## [The task]
Take each line containing the word "value" and copy it.

## [Stored data]
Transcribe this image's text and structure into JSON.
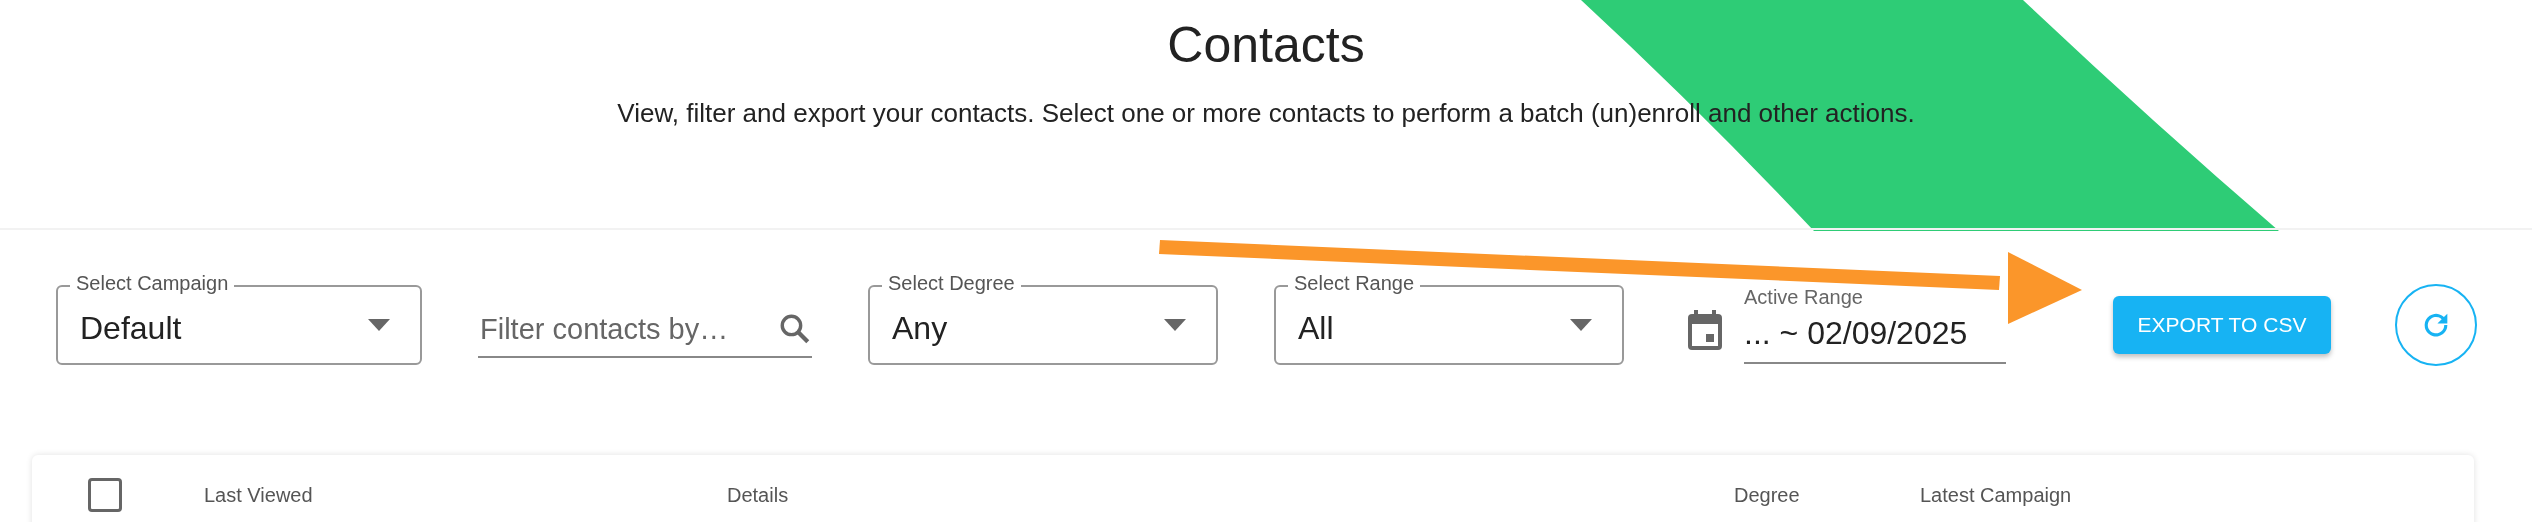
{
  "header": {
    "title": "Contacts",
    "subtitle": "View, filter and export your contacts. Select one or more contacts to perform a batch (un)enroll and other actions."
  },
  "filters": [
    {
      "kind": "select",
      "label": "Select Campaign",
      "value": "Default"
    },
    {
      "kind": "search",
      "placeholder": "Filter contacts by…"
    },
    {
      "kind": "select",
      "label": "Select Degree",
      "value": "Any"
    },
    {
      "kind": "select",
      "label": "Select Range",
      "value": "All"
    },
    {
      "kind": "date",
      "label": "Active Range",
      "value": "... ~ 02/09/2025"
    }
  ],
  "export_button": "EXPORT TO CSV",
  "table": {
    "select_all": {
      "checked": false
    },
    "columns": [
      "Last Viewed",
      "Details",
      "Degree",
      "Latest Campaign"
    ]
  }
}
...
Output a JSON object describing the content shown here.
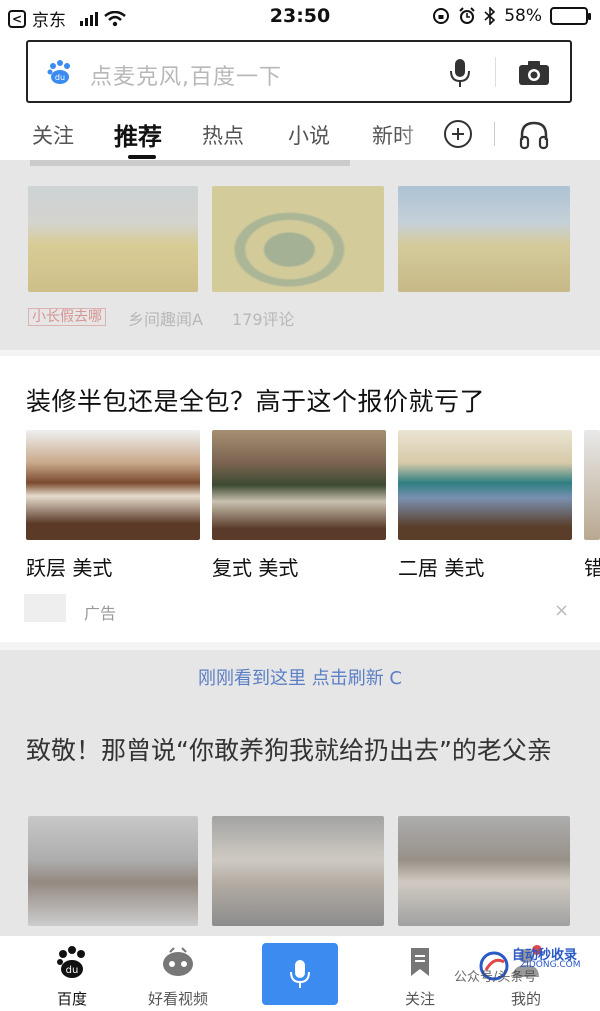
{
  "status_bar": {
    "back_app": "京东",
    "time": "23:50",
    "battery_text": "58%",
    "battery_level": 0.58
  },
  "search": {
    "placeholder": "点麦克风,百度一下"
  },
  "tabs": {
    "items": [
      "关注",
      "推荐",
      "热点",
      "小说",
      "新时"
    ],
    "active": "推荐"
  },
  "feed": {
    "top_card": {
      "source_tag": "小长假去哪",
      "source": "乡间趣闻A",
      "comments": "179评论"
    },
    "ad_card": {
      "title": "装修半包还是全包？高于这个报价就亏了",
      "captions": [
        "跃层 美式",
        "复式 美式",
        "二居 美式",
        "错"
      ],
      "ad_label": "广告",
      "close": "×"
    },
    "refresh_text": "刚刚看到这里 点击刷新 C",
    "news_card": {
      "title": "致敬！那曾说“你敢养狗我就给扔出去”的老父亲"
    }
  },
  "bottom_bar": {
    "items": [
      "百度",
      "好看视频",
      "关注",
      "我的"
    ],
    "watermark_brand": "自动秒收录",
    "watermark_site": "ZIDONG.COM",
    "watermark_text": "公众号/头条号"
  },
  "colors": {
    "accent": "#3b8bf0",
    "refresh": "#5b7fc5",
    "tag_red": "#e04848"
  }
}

## [Reply to the exercise]
      "value": "Default"
      "value": "Any"
      "value": "All"
      "value": "... ~ 02/09/2025"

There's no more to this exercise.